Problem description =
Check every line of the data below for the string "производства", and copy the ones that hold it.

Data listing =
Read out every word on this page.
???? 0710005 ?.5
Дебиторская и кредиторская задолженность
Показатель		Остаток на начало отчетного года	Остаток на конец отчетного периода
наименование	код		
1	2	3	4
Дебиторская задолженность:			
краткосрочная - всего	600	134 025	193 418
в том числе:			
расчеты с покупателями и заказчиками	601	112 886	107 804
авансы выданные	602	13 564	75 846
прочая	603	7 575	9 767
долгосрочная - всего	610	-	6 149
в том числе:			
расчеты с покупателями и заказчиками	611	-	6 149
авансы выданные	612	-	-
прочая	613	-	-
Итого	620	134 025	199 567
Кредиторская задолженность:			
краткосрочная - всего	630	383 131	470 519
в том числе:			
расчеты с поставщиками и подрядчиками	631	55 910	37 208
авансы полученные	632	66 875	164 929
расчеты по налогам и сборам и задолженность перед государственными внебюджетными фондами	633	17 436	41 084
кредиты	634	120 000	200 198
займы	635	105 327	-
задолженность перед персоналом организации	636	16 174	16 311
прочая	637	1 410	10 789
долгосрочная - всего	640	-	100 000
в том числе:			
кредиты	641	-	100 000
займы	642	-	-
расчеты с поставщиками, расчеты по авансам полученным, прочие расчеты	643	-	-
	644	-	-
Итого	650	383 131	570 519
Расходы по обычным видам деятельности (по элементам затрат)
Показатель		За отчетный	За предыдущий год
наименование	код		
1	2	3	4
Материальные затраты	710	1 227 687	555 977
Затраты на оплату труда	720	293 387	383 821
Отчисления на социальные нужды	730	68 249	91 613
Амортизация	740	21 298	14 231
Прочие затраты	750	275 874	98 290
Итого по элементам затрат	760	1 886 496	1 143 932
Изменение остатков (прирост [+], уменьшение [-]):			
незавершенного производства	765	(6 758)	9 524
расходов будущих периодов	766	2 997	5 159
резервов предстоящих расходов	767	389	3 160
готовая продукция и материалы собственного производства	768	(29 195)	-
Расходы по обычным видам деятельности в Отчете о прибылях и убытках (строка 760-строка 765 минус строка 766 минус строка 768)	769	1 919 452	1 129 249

Task answer =
незавершенного производства	765	(6 758)	9 524
готовая продукция и материалы собственного производства	768	(29 195)	-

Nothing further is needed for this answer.